RECORD EXTRACTS start

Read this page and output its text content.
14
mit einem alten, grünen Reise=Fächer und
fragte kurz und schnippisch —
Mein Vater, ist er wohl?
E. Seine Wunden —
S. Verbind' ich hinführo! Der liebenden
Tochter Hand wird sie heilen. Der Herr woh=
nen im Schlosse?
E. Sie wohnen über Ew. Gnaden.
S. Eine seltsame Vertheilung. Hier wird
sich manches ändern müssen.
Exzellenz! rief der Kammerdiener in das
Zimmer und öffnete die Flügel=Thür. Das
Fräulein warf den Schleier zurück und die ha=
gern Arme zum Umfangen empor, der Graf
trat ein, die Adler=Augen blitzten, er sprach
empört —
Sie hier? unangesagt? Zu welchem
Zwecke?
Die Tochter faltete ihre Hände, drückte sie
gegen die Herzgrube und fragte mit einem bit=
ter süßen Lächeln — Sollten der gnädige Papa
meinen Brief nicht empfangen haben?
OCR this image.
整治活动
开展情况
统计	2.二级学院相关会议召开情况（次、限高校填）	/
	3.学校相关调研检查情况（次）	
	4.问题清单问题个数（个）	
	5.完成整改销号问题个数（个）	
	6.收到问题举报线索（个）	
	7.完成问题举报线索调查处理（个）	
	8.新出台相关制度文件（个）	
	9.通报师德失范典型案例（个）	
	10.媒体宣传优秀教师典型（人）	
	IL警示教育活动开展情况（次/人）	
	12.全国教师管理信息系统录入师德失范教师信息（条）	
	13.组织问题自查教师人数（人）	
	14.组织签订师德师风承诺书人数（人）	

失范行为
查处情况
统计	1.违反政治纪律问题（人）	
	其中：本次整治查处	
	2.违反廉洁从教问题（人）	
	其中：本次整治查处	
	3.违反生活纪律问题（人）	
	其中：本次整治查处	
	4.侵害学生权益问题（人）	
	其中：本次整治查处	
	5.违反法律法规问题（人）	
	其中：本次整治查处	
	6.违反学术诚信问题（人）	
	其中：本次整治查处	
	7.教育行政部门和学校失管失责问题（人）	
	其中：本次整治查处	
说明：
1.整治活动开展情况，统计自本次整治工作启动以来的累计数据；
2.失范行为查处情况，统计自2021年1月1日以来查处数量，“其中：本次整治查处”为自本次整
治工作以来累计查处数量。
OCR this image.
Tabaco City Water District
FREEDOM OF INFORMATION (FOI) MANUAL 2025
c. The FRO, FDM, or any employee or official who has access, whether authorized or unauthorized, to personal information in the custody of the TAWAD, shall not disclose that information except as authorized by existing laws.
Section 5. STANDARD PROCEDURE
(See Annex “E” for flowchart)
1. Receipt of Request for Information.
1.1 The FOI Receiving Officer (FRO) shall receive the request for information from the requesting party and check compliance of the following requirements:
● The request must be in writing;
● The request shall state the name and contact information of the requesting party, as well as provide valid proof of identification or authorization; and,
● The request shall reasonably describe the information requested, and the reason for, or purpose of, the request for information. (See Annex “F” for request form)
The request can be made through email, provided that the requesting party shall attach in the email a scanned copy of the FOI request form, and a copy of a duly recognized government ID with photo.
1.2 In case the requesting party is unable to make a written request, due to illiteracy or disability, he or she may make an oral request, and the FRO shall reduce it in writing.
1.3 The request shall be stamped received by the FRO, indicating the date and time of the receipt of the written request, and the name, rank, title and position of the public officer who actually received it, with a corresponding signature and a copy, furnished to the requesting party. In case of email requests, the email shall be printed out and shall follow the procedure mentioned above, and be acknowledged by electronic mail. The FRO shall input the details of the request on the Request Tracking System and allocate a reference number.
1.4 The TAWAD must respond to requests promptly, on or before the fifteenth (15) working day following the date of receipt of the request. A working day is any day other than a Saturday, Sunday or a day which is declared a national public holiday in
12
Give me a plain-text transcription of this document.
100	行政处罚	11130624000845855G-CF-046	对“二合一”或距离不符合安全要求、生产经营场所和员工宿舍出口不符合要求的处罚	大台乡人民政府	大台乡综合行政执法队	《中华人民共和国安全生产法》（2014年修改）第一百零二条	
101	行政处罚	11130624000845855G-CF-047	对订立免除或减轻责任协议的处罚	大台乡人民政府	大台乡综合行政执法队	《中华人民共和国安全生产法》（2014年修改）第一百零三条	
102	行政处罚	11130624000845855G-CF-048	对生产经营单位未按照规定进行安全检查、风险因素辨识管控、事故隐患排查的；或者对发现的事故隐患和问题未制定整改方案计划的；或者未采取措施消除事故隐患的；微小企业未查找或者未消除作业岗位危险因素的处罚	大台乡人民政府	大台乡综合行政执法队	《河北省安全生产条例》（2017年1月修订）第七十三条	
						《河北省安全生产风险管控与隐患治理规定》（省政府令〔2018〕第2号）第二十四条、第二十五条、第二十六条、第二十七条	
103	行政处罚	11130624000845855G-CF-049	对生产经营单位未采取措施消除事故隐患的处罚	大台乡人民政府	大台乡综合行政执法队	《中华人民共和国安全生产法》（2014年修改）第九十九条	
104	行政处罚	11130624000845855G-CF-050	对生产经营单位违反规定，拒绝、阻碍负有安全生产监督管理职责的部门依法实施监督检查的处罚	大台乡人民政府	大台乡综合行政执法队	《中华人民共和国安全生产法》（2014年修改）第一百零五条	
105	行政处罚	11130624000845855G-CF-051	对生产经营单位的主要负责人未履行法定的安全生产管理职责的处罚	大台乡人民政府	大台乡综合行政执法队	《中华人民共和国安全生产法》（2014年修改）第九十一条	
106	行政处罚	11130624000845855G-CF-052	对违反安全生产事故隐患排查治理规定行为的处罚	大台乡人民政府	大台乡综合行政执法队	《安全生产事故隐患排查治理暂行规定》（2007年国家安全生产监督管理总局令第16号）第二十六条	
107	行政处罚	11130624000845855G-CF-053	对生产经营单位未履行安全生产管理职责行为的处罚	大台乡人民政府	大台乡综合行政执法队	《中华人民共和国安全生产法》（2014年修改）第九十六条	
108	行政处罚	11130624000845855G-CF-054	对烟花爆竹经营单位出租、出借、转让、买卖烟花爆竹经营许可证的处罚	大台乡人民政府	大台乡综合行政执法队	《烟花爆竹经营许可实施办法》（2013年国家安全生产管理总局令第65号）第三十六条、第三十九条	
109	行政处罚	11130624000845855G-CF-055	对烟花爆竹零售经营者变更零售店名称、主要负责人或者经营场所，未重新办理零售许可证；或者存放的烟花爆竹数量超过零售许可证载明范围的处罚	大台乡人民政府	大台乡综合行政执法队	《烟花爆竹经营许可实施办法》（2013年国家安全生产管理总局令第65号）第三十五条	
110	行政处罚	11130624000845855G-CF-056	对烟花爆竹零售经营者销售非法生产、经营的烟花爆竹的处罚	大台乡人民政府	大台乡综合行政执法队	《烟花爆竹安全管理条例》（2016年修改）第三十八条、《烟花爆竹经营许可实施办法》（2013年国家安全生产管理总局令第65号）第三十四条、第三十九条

RECORD EXTRACTS end

» **SET PROBLEM**
Find the word "must" in the entries above and gather every line that holds it.

» **WRITTEN SOLUTION**
● The request must be in writing;
1.4 The TAWAD must respond to requests promptly, on or before the fifteenth (15) working day following the date of receipt of the request. A working day is any day other than a Saturday, Sunday or a day which is declared a national public holiday in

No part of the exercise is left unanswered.